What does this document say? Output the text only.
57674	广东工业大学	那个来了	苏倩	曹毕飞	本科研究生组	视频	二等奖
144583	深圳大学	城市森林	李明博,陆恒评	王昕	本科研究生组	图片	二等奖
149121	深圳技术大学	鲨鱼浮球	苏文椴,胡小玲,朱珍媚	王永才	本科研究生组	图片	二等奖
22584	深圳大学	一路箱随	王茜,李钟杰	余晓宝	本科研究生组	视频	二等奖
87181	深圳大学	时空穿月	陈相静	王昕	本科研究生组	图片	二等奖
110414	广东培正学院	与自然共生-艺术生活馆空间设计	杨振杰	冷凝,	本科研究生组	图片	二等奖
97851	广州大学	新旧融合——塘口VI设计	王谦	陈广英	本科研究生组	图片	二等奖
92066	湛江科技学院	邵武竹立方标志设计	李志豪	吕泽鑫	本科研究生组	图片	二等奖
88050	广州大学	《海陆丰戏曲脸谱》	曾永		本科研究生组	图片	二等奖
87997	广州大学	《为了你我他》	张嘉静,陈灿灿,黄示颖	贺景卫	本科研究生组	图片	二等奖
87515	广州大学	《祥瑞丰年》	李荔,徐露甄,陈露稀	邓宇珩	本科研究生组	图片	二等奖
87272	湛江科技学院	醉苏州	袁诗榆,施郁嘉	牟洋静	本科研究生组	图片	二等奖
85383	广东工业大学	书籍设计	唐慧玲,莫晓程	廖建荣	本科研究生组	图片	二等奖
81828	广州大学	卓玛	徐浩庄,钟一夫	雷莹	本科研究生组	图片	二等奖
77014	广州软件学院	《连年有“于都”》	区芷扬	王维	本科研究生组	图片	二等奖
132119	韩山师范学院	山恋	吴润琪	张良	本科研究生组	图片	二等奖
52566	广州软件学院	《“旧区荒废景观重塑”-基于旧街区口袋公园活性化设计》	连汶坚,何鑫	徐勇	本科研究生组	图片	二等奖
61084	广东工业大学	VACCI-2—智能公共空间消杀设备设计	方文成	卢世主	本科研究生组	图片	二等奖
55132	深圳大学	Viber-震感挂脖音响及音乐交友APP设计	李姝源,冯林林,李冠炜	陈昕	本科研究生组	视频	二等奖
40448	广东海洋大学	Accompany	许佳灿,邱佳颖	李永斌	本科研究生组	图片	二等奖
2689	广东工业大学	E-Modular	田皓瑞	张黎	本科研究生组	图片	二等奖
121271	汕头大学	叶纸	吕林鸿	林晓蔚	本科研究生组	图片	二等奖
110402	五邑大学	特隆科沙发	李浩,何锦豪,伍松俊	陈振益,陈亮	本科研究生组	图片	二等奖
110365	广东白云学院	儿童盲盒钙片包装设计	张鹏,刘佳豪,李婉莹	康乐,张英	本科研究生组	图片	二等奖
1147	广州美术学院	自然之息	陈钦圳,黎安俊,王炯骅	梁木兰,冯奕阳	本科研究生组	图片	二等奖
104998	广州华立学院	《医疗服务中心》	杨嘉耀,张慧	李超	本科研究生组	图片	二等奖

##########

EXERCISE REQUIREMENTS
Print the entries exactly. Include every one.

CORRECT ANSWER
What does this document say? Output the text only.
57674	广东工业大学	那个来了	苏倩	曹毕飞	本科研究生组	视频	二等奖
144583	深圳大学	城市森林	李明博,陆恒评	王昕	本科研究生组	图片	二等奖
149121	深圳技术大学	鲨鱼浮球	苏文椴,胡小玲,朱珍媚	王永才	本科研究生组	图片	二等奖
22584	深圳大学	一路箱随	王茜,李钟杰	余晓宝	本科研究生组	视频	二等奖
87181	深圳大学	时空穿月	陈相静	王昕	本科研究生组	图片	二等奖
110414	广东培正学院	与自然共生-艺术生活馆空间设计	杨振杰	冷凝,	本科研究生组	图片	二等奖
97851	广州大学	新旧融合——塘口VI设计	王谦	陈广英	本科研究生组	图片	二等奖
92066	湛江科技学院	邵武竹立方标志设计	李志豪	吕泽鑫	本科研究生组	图片	二等奖
88050	广州大学	《海陆丰戏曲脸谱》	曾永		本科研究生组	图片	二等奖
87997	广州大学	《为了你我他》	张嘉静,陈灿灿,黄示颖	贺景卫	本科研究生组	图片	二等奖
87515	广州大学	《祥瑞丰年》	李荔,徐露甄,陈露稀	邓宇珩	本科研究生组	图片	二等奖
87272	湛江科技学院	醉苏州	袁诗榆,施郁嘉	牟洋静	本科研究生组	图片	二等奖
85383	广东工业大学	书籍设计	唐慧玲,莫晓程	廖建荣	本科研究生组	图片	二等奖
81828	广州大学	卓玛	徐浩庄,钟一夫	雷莹	本科研究生组	图片	二等奖
77014	广州软件学院	《连年有“于都”》	区芷扬	王维	本科研究生组	图片	二等奖
132119	韩山师范学院	山恋	吴润琪	张良	本科研究生组	图片	二等奖
52566	广州软件学院	《“旧区荒废景观重塑”-基于旧街区口袋公园活性化设计》	连汶坚,何鑫	徐勇	本科研究生组	图片	二等奖
61084	广东工业大学	VACCI-2—智能公共空间消杀设备设计	方文成	卢世主	本科研究生组	图片	二等奖
55132	深圳大学	Viber-震感挂脖音响及音乐交友APP设计	李姝源,冯林林,李冠炜	陈昕	本科研究生组	视频	二等奖
40448	广东海洋大学	Accompany	许佳灿,邱佳颖	李永斌	本科研究生组	图片	二等奖
2689	广东工业大学	E-Modular	田皓瑞	张黎	本科研究生组	图片	二等奖
121271	汕头大学	叶纸	吕林鸿	林晓蔚	本科研究生组	图片	二等奖
110402	五邑大学	特隆科沙发	李浩,何锦豪,伍松俊	陈振益,陈亮	本科研究生组	图片	二等奖
110365	广东白云学院	儿童盲盒钙片包装设计	张鹏,刘佳豪,李婉莹	康乐,张英	本科研究生组	图片	二等奖
1147	广州美术学院	自然之息	陈钦圳,黎安俊,王炯骅	梁木兰,冯奕阳	本科研究生组	图片	二等奖
104998	广州华立学院	《医疗服务中心》	杨嘉耀,张慧	李超	本科研究生组	图片	二等奖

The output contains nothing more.